### Information provided

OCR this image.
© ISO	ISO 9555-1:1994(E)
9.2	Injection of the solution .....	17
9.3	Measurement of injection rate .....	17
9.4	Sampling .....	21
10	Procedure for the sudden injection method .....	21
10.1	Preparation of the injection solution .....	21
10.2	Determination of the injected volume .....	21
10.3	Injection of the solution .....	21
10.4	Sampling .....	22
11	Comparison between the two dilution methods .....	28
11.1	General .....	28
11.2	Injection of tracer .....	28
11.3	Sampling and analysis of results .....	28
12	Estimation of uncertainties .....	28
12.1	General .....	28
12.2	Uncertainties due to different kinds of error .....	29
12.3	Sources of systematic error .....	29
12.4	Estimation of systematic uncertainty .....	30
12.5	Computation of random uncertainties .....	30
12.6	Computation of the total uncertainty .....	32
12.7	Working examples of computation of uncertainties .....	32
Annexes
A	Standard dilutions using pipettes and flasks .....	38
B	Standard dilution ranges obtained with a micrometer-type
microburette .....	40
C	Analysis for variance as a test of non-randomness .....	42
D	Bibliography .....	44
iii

### The problem
Copy out each line exactly.

### Written response
OCR this image.
© ISO	ISO 9555-1:1994(E)
9.2	Injection of the solution .....	17
9.3	Measurement of injection rate .....	17
9.4	Sampling .....	21
10	Procedure for the sudden injection method .....	21
10.1	Preparation of the injection solution .....	21
10.2	Determination of the injected volume .....	21
10.3	Injection of the solution .....	21
10.4	Sampling .....	22
11	Comparison between the two dilution methods .....	28
11.1	General .....	28
11.2	Injection of tracer .....	28
11.3	Sampling and analysis of results .....	28
12	Estimation of uncertainties .....	28
12.1	General .....	28
12.2	Uncertainties due to different kinds of error .....	29
12.3	Sources of systematic error .....	29
12.4	Estimation of systematic uncertainty .....	30
12.5	Computation of random uncertainties .....	30
12.6	Computation of the total uncertainty .....	32
12.7	Working examples of computation of uncertainties .....	32
Annexes
A	Standard dilutions using pipettes and flasks .....	38
B	Standard dilution ranges obtained with a micrometer-type
microburette .....	40
C	Analysis for variance as a test of non-randomness .....	42
D	Bibliography .....	44
iii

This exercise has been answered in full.